CHALLENGE
Output as a JSON list of strings, one per line, the lines of the material starting with the line containing "428, 869, 439]" and going on through the line containing "category-label-material-cost: 原材料等 仕入価格", skipping blank lines.

RECORDS SUPPLIED
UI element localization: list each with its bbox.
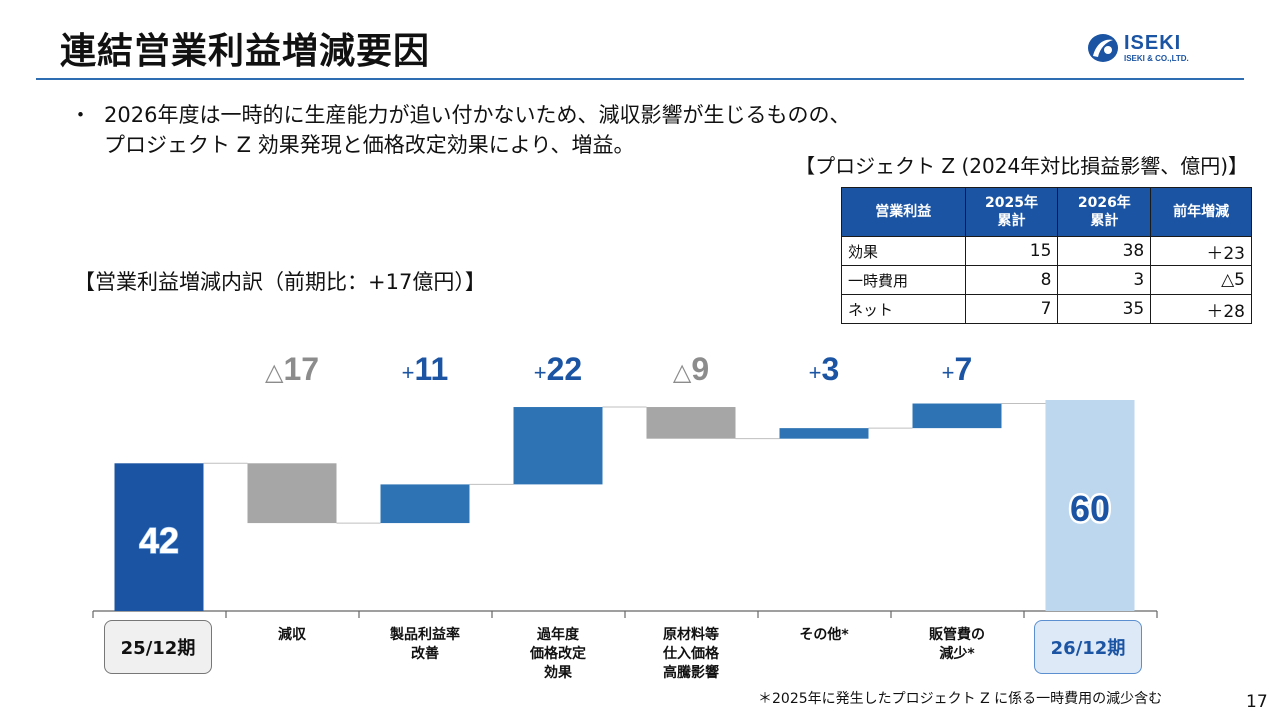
bar-step-5	[779, 428, 869, 439]
table-row: 一時費用 8 3 △5	[841, 265, 1252, 295]
bullet-marker: ・	[70, 103, 91, 127]
row-label: ネット	[841, 294, 966, 324]
delta-label-2: +11	[402, 351, 449, 387]
category-label-price-revision: 過年度 価格改定 効果	[530, 627, 586, 681]
footnote: ＊2025年に発生したプロジェクト Z に係る一時費用の減少含む	[758, 691, 1163, 707]
table-row: ネット 7 35 ＋28	[841, 294, 1252, 324]
cell-2026: 3	[1057, 265, 1152, 295]
delta-label-4: △9	[673, 351, 709, 387]
delta-label-5: +3	[809, 351, 840, 387]
bar-step-1	[247, 463, 337, 524]
category-label-other: その他*	[799, 627, 849, 643]
bar-step-4	[646, 407, 736, 439]
bar-step-2	[380, 484, 470, 524]
start-period-badge: 25/12期	[104, 620, 212, 674]
page-title: 連結営業利益増減要因	[60, 31, 431, 72]
table-row: 効果 15 38 ＋23	[841, 236, 1252, 266]
cell-2025: 15	[964, 236, 1059, 266]
bar-start-25-12	[114, 463, 204, 611]
delta-label-1: △17	[265, 351, 319, 387]
cell-2025: 7	[964, 294, 1059, 324]
breakdown-label: 【営業利益増減内訳（前期比：+17億円）】	[74, 270, 486, 294]
summary-line-2: プロジェクト Z 効果発現と価格改定効果により、増益。	[104, 133, 635, 157]
logo-subtitle: ISEKI & CO.,LTD.	[1124, 54, 1189, 63]
delta-label-6: +7	[942, 351, 973, 387]
bar-step-6	[912, 403, 1002, 429]
bar-step-3	[513, 407, 603, 485]
table-header-row: 営業利益 2025年 累計 2026年 累計 前年増減	[841, 187, 1252, 237]
category-label-sga-reduction: 販管費の 減少*	[929, 627, 985, 662]
cell-2026: 38	[1057, 236, 1152, 266]
cell-2026: 35	[1057, 294, 1152, 324]
col-header-yoy: 前年増減	[1150, 187, 1252, 237]
summary-line-1: 2026年度は一時的に生産能力が追い付かないため、減収影響が生じるものの、	[104, 103, 851, 127]
logo-mark-icon	[1088, 34, 1118, 62]
iseki-logo: ISEKI ISEKI & CO.,LTD.	[1088, 32, 1189, 63]
title-divider	[36, 78, 1244, 80]
project-z-table: 営業利益 2025年 累計 2026年 累計 前年増減 効果 15 38 ＋23…	[841, 187, 1252, 324]
page-number: 17	[1246, 692, 1268, 712]
project-z-caption: 【プロジェクト Z (2024年対比損益影響、億円)】	[795, 154, 1248, 178]
category-label-material-cost: 原材料等 仕入価格 高騰影響	[663, 627, 719, 681]
delta-label-3: +22	[534, 351, 582, 387]
cell-change: ＋28	[1150, 294, 1252, 324]
bar-end-26-12	[1045, 400, 1135, 611]
col-header-operating-profit: 営業利益	[841, 187, 966, 237]
summary-text: 2026年度は一時的に生産能力が追い付かないため、減収影響が生じるものの、 プロ…	[104, 100, 984, 160]
category-label-sales-decline: 減収	[278, 627, 306, 643]
start-value-label: 42	[139, 520, 179, 561]
logo-name: ISEKI	[1124, 32, 1181, 54]
end-period-badge: 26/12期	[1034, 620, 1142, 674]
end-value-label: 60	[1070, 488, 1110, 529]
col-header-2026: 2026年 累計	[1057, 187, 1152, 237]
col-header-2025: 2025年 累計	[964, 187, 1059, 237]
category-label-margin-improvement: 製品利益率 改善	[390, 627, 460, 662]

RESULT
[
  "bar-step-5\t[779, 428, 869, 439]",
  "table-row: 一時費用 8 3 △5\t[841, 265, 1252, 295]",
  "bullet-marker: ・\t[70, 103, 91, 127]",
  "row-label: ネット\t[841, 294, 966, 324]",
  "delta-label-2: +11\t[402, 351, 449, 387]",
  "category-label-price-revision: 過年度 価格改定 効果\t[530, 627, 586, 681]",
  "footnote: ＊2025年に発生したプロジェクト Z に係る一時費用の減少含む\t[758, 691, 1163, 707]",
  "table-row: ネット 7 35 ＋28\t[841, 294, 1252, 324]",
  "cell-2026: 3\t[1057, 265, 1152, 295]",
  "delta-label-4: △9\t[673, 351, 709, 387]",
  "delta-label-5: +3\t[809, 351, 840, 387]",
  "bar-step-1\t[247, 463, 337, 524]",
  "category-label-other: その他*\t[799, 627, 849, 643]",
  "bar-step-4\t[646, 407, 736, 439]",
  "bar-step-2\t[380, 484, 470, 524]",
  "start-period-badge: 25/12期\t[104, 620, 212, 674]",
  "page-title: 連結営業利益増減要因\t[60, 31, 431, 72]",
  "table-row: 効果 15 38 ＋23\t[841, 236, 1252, 266]",
  "cell-2025: 15\t[964, 236, 1059, 266]",
  "bar-start-25-12\t[114, 463, 204, 611]",
  "delta-label-1: △17\t[265, 351, 319, 387]",
  "cell-2025: 7\t[964, 294, 1059, 324]",
  "breakdown-label: 【営業利益増減内訳（前期比：+17億円）】\t[74, 270, 486, 294]",
  "summary-line-2: プロジェクト Z 効果発現と価格改定効果により、増益。\t[104, 133, 635, 157]",
  "logo-subtitle: ISEKI & CO.,LTD.\t[1124, 54, 1189, 63]",
  "delta-label-6: +7\t[942, 351, 973, 387]",
  "bar-step-6\t[912, 403, 1002, 429]",
  "bar-step-3\t[513, 407, 603, 485]",
  "table-header-row: 営業利益 2025年 累計 2026年 累計 前年増減\t[841, 187, 1252, 237]",
  "category-label-sga-reduction: 販管費の 減少*\t[929, 627, 985, 662]",
  "cell-2026: 38\t[1057, 236, 1152, 266]",
  "cell-2026: 35\t[1057, 294, 1152, 324]",
  "col-header-yoy: 前年増減\t[1150, 187, 1252, 237]",
  "summary-line-1: 2026年度は一時的に生産能力が追い付かないため、減収影響が生じるものの、\t[104, 103, 851, 127]",
  "logo-mark-icon\t[1088, 34, 1118, 62]",
  "iseki-logo: ISEKI ISEKI & CO.,LTD.\t[1088, 32, 1189, 63]",
  "title-divider\t[36, 78, 1244, 80]",
  "project-z-table: 営業利益 2025年 累計 2026年 累計 前年増減 効果 15 38 ＋23…\t[841, 187, 1252, 324]",
  "page-number: 17\t[1246, 692, 1268, 712]",
  "project-z-caption: 【プロジェクト Z (2024年対比損益影響、億円)】\t[795, 154, 1248, 178]",
  "category-label-material-cost: 原材料等 仕入価格 高騰影響\t[663, 627, 719, 681]"
]